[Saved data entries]
>>>
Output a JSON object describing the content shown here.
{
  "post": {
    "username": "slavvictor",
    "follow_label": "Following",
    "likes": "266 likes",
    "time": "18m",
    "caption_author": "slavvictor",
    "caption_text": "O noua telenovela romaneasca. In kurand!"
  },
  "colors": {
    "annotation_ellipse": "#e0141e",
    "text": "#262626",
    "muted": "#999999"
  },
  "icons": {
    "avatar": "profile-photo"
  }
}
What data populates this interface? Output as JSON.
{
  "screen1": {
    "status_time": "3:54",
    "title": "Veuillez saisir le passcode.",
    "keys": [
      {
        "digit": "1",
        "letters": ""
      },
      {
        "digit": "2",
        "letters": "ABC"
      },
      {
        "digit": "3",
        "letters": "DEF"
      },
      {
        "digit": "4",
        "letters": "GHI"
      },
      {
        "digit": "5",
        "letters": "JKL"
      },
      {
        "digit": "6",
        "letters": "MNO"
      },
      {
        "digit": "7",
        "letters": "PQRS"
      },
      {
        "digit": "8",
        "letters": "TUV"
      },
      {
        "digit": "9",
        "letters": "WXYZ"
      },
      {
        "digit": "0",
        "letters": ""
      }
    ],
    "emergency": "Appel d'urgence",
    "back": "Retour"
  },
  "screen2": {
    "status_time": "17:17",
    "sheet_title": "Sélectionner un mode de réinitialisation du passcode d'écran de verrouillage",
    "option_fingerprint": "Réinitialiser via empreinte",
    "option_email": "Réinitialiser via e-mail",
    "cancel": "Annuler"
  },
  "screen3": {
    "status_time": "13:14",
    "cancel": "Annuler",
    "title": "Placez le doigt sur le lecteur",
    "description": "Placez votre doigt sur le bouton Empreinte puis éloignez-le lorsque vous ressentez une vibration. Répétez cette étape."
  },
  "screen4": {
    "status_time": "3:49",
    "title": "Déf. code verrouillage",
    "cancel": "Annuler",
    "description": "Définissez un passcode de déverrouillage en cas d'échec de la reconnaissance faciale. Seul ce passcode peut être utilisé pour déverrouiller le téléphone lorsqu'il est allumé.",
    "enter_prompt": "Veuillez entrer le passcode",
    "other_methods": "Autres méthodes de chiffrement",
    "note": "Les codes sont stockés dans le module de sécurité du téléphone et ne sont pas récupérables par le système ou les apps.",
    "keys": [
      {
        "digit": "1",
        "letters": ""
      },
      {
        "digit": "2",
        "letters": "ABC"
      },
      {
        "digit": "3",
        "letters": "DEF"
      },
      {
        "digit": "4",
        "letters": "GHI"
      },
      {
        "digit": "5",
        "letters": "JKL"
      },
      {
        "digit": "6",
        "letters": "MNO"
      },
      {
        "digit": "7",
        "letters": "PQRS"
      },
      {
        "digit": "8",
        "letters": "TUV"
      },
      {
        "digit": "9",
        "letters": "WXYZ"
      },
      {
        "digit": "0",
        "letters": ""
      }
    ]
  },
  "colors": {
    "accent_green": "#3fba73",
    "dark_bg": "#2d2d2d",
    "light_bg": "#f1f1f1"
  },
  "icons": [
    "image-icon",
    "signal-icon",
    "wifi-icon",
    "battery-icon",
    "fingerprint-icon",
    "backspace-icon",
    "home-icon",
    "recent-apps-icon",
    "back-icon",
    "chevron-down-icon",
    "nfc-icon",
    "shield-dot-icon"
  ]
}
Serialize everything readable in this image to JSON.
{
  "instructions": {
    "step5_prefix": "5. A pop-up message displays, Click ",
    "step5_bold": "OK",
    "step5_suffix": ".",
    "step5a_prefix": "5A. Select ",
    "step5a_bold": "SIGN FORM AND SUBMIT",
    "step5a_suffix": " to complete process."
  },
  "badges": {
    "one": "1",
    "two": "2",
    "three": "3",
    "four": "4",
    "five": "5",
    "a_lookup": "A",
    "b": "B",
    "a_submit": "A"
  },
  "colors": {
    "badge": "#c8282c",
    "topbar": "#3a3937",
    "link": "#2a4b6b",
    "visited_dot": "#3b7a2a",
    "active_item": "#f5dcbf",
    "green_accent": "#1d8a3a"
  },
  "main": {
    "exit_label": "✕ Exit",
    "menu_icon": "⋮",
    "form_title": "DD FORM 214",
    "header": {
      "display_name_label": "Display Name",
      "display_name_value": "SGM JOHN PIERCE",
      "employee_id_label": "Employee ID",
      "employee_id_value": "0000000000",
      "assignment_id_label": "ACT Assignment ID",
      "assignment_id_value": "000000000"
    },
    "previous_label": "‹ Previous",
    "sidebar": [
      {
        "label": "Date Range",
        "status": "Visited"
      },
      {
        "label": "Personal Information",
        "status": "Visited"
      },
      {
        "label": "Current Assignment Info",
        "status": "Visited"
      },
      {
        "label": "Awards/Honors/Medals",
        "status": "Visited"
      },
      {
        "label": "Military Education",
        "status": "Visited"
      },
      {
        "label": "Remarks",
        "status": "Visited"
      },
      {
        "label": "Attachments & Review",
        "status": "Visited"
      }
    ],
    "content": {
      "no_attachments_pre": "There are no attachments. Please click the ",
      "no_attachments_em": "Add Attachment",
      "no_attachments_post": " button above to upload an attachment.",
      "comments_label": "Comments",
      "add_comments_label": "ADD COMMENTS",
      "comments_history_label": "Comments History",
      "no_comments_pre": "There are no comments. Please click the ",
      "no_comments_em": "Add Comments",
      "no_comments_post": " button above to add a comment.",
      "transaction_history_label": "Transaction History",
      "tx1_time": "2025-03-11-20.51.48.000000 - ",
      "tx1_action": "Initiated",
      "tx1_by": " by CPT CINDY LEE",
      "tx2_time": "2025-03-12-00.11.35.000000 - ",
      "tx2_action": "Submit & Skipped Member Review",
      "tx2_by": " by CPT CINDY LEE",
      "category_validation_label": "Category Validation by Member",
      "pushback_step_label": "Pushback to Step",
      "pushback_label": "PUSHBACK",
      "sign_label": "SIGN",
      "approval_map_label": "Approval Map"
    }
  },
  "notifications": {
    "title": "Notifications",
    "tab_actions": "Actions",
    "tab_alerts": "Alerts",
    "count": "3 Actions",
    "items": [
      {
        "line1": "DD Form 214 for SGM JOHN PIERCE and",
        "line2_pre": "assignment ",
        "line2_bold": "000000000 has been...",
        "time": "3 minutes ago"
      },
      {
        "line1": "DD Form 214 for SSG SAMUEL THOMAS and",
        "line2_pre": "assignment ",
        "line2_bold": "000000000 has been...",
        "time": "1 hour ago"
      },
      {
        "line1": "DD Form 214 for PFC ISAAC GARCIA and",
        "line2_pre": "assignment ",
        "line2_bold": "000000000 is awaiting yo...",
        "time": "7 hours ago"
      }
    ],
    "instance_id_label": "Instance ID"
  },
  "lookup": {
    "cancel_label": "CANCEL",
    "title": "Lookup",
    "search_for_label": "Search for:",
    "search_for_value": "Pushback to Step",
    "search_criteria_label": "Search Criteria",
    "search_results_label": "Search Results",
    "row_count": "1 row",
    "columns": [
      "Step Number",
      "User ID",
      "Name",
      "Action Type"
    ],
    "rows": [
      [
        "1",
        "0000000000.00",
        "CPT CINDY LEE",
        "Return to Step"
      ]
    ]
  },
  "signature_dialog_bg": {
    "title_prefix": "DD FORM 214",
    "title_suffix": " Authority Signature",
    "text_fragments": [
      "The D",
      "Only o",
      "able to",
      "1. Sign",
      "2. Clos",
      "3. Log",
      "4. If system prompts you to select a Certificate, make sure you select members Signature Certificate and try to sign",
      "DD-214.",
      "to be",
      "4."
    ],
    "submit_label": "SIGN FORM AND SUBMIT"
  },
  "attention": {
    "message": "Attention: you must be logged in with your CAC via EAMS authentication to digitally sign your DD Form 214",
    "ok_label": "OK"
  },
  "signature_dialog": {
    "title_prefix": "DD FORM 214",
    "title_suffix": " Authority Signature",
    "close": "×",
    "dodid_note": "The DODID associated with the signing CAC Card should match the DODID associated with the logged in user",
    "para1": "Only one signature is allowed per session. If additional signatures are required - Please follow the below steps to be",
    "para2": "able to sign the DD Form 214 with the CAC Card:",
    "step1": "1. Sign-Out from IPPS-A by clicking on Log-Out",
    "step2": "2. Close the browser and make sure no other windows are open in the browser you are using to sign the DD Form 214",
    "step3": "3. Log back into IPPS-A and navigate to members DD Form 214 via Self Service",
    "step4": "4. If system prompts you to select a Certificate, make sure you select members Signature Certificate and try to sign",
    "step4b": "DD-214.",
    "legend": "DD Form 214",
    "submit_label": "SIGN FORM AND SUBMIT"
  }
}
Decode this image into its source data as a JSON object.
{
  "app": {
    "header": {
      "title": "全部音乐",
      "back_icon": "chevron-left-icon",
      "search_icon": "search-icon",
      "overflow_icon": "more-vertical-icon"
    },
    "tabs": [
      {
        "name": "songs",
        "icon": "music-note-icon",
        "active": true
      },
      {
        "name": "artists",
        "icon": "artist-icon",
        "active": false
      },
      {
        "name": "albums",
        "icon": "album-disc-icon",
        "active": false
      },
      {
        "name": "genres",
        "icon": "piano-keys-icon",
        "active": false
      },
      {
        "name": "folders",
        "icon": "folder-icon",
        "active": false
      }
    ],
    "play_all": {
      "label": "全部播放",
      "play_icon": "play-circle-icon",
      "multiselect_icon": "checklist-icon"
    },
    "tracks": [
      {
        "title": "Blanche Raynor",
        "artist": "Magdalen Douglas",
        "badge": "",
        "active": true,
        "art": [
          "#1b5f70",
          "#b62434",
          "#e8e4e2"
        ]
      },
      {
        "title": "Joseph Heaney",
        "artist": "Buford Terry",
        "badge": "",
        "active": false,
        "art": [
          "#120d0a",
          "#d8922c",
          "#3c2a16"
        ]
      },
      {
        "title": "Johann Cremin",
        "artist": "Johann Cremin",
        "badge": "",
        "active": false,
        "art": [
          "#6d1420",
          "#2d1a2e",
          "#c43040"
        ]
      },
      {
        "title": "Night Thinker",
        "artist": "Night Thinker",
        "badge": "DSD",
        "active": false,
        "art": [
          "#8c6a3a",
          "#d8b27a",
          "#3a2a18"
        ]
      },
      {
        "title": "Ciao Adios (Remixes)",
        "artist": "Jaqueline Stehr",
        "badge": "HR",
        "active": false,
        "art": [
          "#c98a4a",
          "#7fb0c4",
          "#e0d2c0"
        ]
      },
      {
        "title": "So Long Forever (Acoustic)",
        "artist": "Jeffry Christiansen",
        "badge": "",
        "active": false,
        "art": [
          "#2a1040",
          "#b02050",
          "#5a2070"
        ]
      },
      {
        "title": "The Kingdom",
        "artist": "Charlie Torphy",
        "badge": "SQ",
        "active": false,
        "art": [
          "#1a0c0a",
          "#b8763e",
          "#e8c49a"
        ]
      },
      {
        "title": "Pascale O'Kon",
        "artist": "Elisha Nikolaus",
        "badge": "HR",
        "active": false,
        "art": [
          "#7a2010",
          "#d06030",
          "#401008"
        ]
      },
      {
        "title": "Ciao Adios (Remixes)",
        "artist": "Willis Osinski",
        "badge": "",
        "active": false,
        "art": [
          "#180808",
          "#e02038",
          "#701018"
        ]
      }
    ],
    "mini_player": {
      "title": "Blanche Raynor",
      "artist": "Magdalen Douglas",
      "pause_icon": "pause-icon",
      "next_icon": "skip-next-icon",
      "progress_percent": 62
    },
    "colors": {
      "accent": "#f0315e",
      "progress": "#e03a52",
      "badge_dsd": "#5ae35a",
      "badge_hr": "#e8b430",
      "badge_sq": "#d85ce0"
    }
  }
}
<<<
### REQUIRED TASK
Out of the records, collect only those lines that contain the string "doigt".

### ANSWER FOR THIS EXERCISE
    "title": "Placez le doigt sur le lecteur",
    "description": "Placez votre doigt sur le bouton Empreinte puis éloignez-le lorsque vous ressentez une vibration. Répétez cette étape."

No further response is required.